### RECORDS PROVIDED
—————

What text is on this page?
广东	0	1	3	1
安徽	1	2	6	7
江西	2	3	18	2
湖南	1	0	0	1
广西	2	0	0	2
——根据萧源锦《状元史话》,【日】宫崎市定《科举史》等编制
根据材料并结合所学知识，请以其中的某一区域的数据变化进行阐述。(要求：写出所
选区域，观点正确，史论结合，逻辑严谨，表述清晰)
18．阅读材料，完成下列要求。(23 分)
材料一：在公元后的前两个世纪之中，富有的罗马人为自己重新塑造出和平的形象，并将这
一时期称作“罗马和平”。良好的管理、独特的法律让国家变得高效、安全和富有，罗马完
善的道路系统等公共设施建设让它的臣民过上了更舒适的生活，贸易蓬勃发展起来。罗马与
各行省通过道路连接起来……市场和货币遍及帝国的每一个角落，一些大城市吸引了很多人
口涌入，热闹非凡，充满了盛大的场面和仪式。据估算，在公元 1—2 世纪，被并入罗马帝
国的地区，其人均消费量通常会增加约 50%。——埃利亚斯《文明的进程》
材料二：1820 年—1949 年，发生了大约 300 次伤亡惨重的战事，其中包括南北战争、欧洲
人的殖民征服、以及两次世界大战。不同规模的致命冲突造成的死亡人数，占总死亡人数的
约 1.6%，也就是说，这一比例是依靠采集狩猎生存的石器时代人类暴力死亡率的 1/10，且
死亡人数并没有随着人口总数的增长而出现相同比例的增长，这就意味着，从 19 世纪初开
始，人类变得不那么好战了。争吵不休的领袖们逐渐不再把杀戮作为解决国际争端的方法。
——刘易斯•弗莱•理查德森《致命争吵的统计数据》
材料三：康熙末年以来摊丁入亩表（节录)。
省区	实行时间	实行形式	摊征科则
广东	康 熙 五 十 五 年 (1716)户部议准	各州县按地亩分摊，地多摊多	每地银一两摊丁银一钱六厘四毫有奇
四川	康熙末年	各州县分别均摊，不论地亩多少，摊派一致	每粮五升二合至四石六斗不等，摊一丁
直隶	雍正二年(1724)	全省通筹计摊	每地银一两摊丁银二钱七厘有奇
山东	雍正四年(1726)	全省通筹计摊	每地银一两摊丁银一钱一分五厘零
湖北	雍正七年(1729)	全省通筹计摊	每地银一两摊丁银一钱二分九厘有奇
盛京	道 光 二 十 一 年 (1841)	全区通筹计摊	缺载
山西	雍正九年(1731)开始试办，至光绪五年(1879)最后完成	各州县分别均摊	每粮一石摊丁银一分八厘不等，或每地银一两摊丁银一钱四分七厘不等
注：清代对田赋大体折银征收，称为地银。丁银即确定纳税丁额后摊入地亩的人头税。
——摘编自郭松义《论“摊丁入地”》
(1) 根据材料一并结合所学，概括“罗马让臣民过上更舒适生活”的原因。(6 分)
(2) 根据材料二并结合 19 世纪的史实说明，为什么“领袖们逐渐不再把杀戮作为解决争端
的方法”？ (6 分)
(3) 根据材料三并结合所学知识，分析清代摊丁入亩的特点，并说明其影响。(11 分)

—————

### DESCRIPTION OF THE TASK
For the data above, state how many lines contain "全省通筹计摊"; the number is the whole answer.

### EXERCISE ANSWER
3